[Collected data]

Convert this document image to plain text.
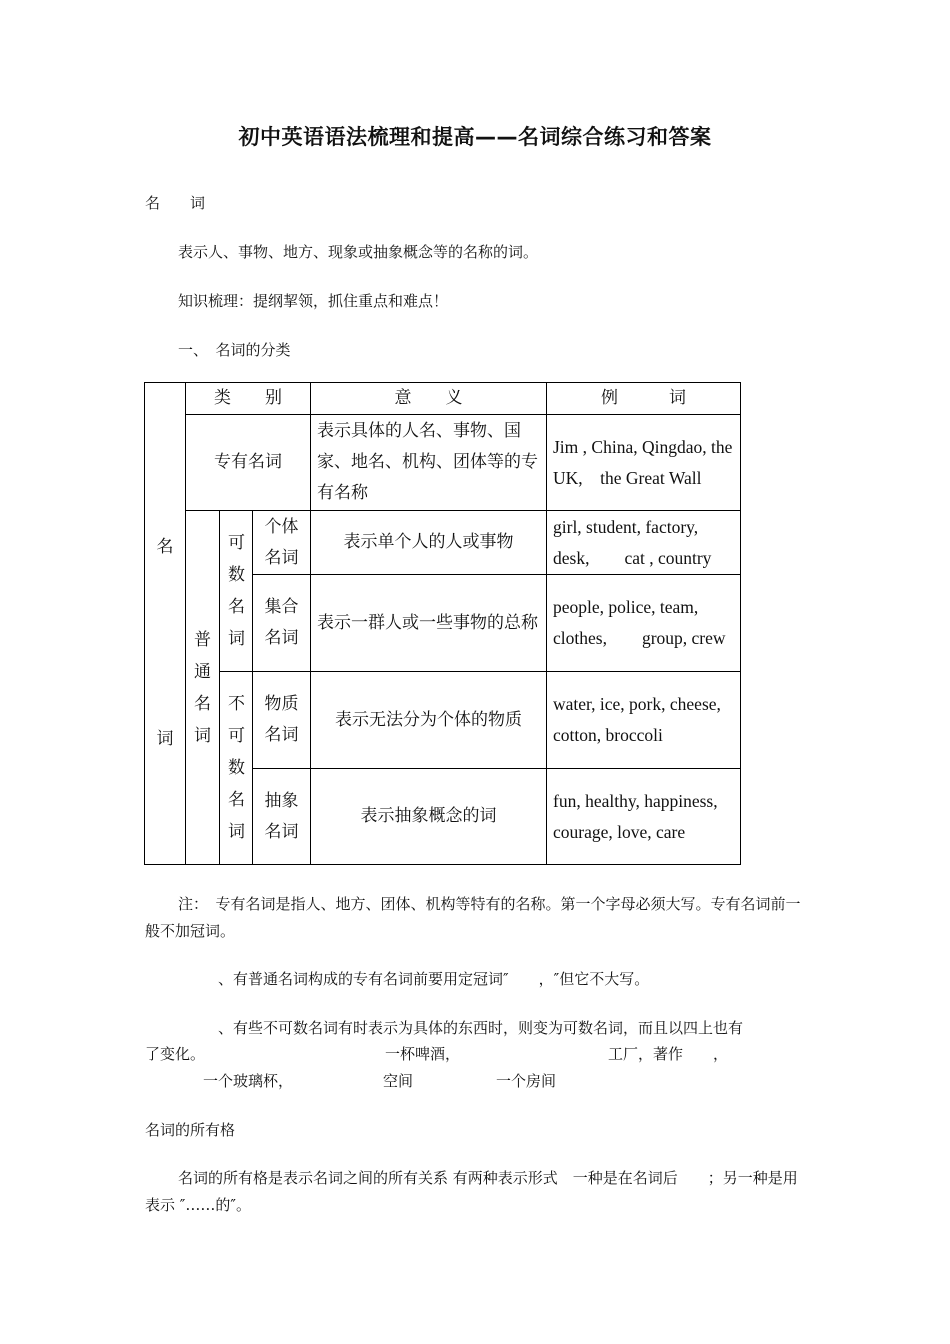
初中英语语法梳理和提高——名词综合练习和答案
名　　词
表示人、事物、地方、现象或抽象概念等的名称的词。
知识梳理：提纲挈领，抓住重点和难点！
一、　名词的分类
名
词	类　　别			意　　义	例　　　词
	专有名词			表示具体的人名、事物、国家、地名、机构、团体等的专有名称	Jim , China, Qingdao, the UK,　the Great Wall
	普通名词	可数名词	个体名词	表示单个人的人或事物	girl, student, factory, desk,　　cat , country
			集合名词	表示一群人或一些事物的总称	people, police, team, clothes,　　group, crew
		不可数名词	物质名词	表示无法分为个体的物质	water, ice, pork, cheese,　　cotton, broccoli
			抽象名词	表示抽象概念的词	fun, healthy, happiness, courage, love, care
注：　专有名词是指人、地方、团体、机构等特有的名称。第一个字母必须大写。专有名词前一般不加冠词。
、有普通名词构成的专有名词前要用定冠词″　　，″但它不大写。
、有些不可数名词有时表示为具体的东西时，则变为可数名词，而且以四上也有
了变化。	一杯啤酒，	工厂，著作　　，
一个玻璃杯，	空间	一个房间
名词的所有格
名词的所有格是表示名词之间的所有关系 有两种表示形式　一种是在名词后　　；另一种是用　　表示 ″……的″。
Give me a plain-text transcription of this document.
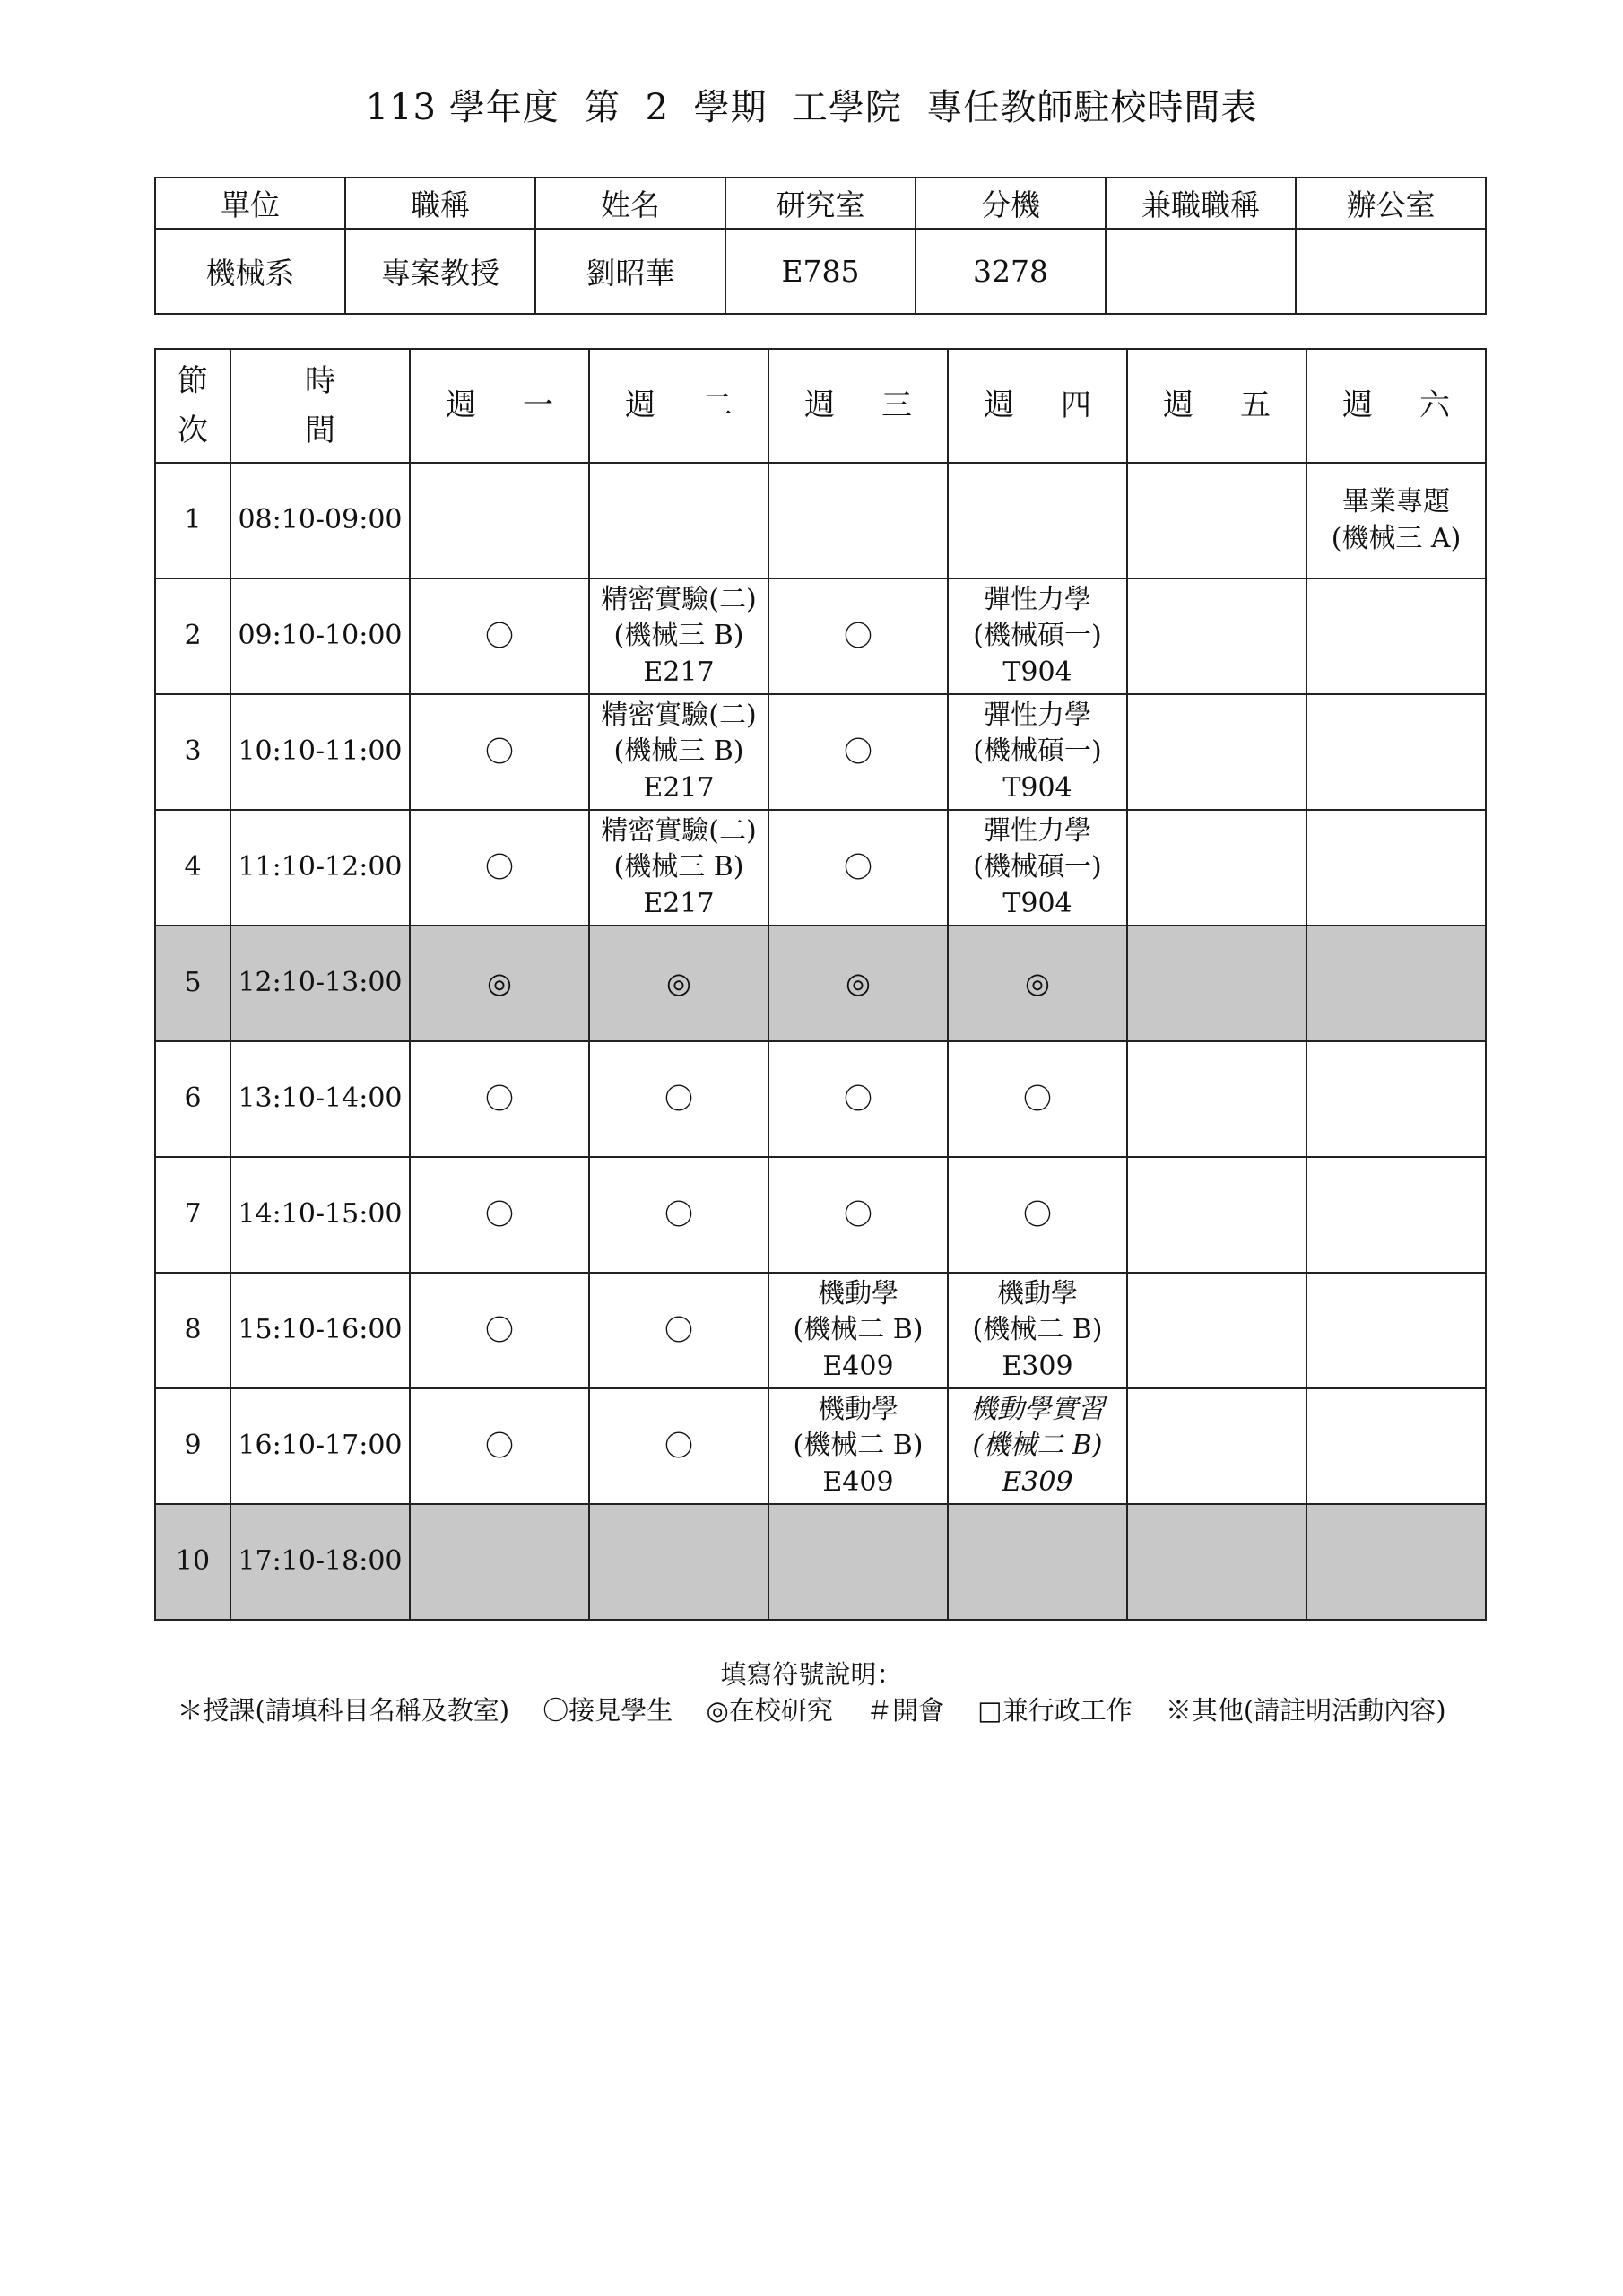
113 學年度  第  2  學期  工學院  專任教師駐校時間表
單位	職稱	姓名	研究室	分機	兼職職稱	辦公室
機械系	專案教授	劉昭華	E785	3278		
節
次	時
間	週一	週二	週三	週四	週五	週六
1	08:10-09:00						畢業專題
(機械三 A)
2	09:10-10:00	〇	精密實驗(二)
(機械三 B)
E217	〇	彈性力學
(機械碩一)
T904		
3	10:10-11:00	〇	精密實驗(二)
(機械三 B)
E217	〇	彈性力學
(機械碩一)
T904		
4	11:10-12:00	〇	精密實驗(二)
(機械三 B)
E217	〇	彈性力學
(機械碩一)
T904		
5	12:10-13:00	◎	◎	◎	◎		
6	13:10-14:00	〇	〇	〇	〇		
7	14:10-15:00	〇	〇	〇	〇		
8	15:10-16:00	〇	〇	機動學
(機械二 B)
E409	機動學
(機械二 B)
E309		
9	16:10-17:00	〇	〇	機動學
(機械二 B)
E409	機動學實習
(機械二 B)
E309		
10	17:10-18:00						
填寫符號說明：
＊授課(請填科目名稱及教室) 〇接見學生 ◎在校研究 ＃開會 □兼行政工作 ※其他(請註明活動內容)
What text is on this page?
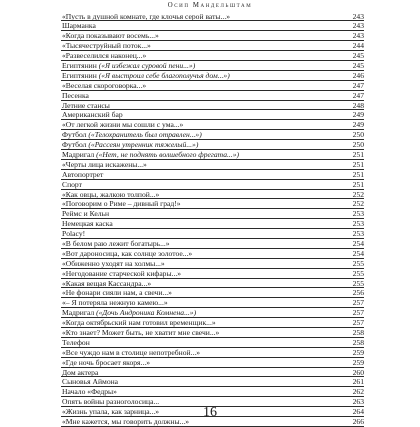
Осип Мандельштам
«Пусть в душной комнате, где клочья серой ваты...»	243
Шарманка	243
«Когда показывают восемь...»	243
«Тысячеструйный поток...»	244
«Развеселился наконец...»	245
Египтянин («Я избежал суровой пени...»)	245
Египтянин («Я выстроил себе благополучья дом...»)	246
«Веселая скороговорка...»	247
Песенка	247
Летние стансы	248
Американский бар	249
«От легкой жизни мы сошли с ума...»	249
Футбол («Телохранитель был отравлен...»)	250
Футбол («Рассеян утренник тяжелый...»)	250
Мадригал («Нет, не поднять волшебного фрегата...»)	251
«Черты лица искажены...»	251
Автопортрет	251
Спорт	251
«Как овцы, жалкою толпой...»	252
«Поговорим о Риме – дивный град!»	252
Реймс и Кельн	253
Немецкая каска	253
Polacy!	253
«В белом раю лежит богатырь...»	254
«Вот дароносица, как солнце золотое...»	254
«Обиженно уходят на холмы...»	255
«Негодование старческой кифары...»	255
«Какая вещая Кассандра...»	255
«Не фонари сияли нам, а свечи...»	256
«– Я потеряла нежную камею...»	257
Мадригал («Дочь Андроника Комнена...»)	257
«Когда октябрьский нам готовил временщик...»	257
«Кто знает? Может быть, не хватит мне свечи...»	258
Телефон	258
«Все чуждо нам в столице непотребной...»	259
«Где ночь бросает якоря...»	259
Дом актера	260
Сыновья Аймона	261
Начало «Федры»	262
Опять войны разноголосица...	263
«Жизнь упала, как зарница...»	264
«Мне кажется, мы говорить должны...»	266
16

INSTRUCTIONS TO FOLLOW
Print the listing above in full, exactly as written. Omit any pictures.

SOLUTION TO THIS PROBLEM
Convert this document image to plain text.
初中英语语法梳理和提高——名词综合练习和答案
名　　词
表示人、事物、地方、现象或抽象概念等的名称的词。
知识梳理：提纲挈领，抓住重点和难点！
一、　名词的分类
名
词	类　　别			意　　义	例　　　词
	专有名词			表示具体的人名、事物、国家、地名、机构、团体等的专有名称	Jim , China, Qingdao, the UK,　the Great Wall
	普通名词	可数名词	个体名词	表示单个人的人或事物	girl, student, factory, desk,　　cat , country
			集合名词	表示一群人或一些事物的总称	people, police, team, clothes,　　group, crew
		不可数名词	物质名词	表示无法分为个体的物质	water, ice, pork, cheese,　　cotton, broccoli
			抽象名词	表示抽象概念的词	fun, healthy, happiness, courage, love, care
注：　专有名词是指人、地方、团体、机构等特有的名称。第一个字母必须大写。专有名词前一般不加冠词。
、有普通名词构成的专有名词前要用定冠词″　　，″但它不大写。
、有些不可数名词有时表示为具体的东西时，则变为可数名词，而且以四上也有
了变化。	一杯啤酒，	工厂，著作　　，
一个玻璃杯，	空间	一个房间
名词的所有格
名词的所有格是表示名词之间的所有关系 有两种表示形式　一种是在名词后　　；另一种是用　　表示 ″……的″。
Give me a plain-text transcription of this document.
113 學年度  第  2  學期  工學院  專任教師駐校時間表
單位	職稱	姓名	研究室	分機	兼職職稱	辦公室
機械系	專案教授	劉昭華	E785	3278		
節
次	時
間	週一	週二	週三	週四	週五	週六
1	08:10-09:00						畢業專題
(機械三 A)
2	09:10-10:00	〇	精密實驗(二)
(機械三 B)
E217	〇	彈性力學
(機械碩一)
T904		
3	10:10-11:00	〇	精密實驗(二)
(機械三 B)
E217	〇	彈性力學
(機械碩一)
T904		
4	11:10-12:00	〇	精密實驗(二)
(機械三 B)
E217	〇	彈性力學
(機械碩一)
T904		
5	12:10-13:00	◎	◎	◎	◎		
6	13:10-14:00	〇	〇	〇	〇		
7	14:10-15:00	〇	〇	〇	〇		
8	15:10-16:00	〇	〇	機動學
(機械二 B)
E409	機動學
(機械二 B)
E309		
9	16:10-17:00	〇	〇	機動學
(機械二 B)
E409	機動學實習
(機械二 B)
E309		
10	17:10-18:00						
填寫符號說明：
＊授課(請填科目名稱及教室) 〇接見學生 ◎在校研究 ＃開會 □兼行政工作 ※其他(請註明活動內容)
What text is on this page?
Осип Мандельштам
«Пусть в душной комнате, где клочья серой ваты...»	243
Шарманка	243
«Когда показывают восемь...»	243
«Тысячеструйный поток...»	244
«Развеселился наконец...»	245
Египтянин («Я избежал суровой пени...»)	245
Египтянин («Я выстроил себе благополучья дом...»)	246
«Веселая скороговорка...»	247
Песенка	247
Летние стансы	248
Американский бар	249
«От легкой жизни мы сошли с ума...»	249
Футбол («Телохранитель был отравлен...»)	250
Футбол («Рассеян утренник тяжелый...»)	250
Мадригал («Нет, не поднять волшебного фрегата...»)	251
«Черты лица искажены...»	251
Автопортрет	251
Спорт	251
«Как овцы, жалкою толпой...»	252
«Поговорим о Риме – дивный град!»	252
Реймс и Кельн	253
Немецкая каска	253
Polacy!	253
«В белом раю лежит богатырь...»	254
«Вот дароносица, как солнце золотое...»	254
«Обиженно уходят на холмы...»	255
«Негодование старческой кифары...»	255
«Какая вещая Кассандра...»	255
«Не фонари сияли нам, а свечи...»	256
«– Я потеряла нежную камею...»	257
Мадригал («Дочь Андроника Комнена...»)	257
«Когда октябрьский нам готовил временщик...»	257
«Кто знает? Может быть, не хватит мне свечи...»	258
Телефон	258
«Все чуждо нам в столице непотребной...»	259
«Где ночь бросает якоря...»	259
Дом актера	260
Сыновья Аймона	261
Начало «Федры»	262
Опять войны разноголосица...	263
«Жизнь упала, как зарница...»	264
«Мне кажется, мы говорить должны...»	266
16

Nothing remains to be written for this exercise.